** START Material provided **
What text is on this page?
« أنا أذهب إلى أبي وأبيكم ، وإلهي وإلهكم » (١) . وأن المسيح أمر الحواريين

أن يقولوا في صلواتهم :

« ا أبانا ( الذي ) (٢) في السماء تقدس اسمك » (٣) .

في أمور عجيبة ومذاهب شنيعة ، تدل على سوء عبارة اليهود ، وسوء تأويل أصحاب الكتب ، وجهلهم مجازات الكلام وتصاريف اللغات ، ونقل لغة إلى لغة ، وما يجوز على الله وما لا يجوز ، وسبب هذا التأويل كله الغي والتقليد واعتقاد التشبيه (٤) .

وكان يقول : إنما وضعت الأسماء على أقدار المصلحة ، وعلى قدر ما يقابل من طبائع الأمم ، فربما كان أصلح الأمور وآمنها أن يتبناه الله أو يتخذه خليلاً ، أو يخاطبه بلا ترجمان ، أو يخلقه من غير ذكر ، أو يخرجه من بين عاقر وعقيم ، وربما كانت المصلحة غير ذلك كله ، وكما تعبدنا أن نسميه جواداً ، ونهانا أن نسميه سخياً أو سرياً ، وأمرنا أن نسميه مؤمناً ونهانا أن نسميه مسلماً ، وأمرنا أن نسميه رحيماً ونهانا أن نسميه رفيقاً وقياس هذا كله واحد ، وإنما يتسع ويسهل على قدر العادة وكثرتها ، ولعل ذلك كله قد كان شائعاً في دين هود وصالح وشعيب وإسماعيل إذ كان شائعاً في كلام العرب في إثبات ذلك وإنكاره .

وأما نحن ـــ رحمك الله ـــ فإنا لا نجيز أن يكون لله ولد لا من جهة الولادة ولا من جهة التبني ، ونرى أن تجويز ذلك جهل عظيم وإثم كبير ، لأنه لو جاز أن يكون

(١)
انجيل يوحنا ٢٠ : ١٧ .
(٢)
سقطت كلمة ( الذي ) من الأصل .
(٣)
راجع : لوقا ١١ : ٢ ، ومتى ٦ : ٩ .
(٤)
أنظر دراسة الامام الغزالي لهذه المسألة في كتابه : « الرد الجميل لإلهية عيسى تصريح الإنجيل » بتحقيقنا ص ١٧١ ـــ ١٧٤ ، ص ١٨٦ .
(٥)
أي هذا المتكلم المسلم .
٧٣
** END Material provided **
> _Exercise aim_: Repeat the preceding lines exactly, please, every one of them.

> _Answer_:
What text is on this page?
« أنا أذهب إلى أبي وأبيكم ، وإلهي وإلهكم » (١) . وأن المسيح أمر الحواريين

أن يقولوا في صلواتهم :

« ا أبانا ( الذي ) (٢) في السماء تقدس اسمك » (٣) .

في أمور عجيبة ومذاهب شنيعة ، تدل على سوء عبارة اليهود ، وسوء تأويل أصحاب الكتب ، وجهلهم مجازات الكلام وتصاريف اللغات ، ونقل لغة إلى لغة ، وما يجوز على الله وما لا يجوز ، وسبب هذا التأويل كله الغي والتقليد واعتقاد التشبيه (٤) .

وكان يقول : إنما وضعت الأسماء على أقدار المصلحة ، وعلى قدر ما يقابل من طبائع الأمم ، فربما كان أصلح الأمور وآمنها أن يتبناه الله أو يتخذه خليلاً ، أو يخاطبه بلا ترجمان ، أو يخلقه من غير ذكر ، أو يخرجه من بين عاقر وعقيم ، وربما كانت المصلحة غير ذلك كله ، وكما تعبدنا أن نسميه جواداً ، ونهانا أن نسميه سخياً أو سرياً ، وأمرنا أن نسميه مؤمناً ونهانا أن نسميه مسلماً ، وأمرنا أن نسميه رحيماً ونهانا أن نسميه رفيقاً وقياس هذا كله واحد ، وإنما يتسع ويسهل على قدر العادة وكثرتها ، ولعل ذلك كله قد كان شائعاً في دين هود وصالح وشعيب وإسماعيل إذ كان شائعاً في كلام العرب في إثبات ذلك وإنكاره .

وأما نحن ـــ رحمك الله ـــ فإنا لا نجيز أن يكون لله ولد لا من جهة الولادة ولا من جهة التبني ، ونرى أن تجويز ذلك جهل عظيم وإثم كبير ، لأنه لو جاز أن يكون

(١)
انجيل يوحنا ٢٠ : ١٧ .
(٢)
سقطت كلمة ( الذي ) من الأصل .
(٣)
راجع : لوقا ١١ : ٢ ، ومتى ٦ : ٩ .
(٤)
أنظر دراسة الامام الغزالي لهذه المسألة في كتابه : « الرد الجميل لإلهية عيسى تصريح الإنجيل » بتحقيقنا ص ١٧١ ـــ ١٧٤ ، ص ١٨٦ .
(٥)
أي هذا المتكلم المسلم .
٧٣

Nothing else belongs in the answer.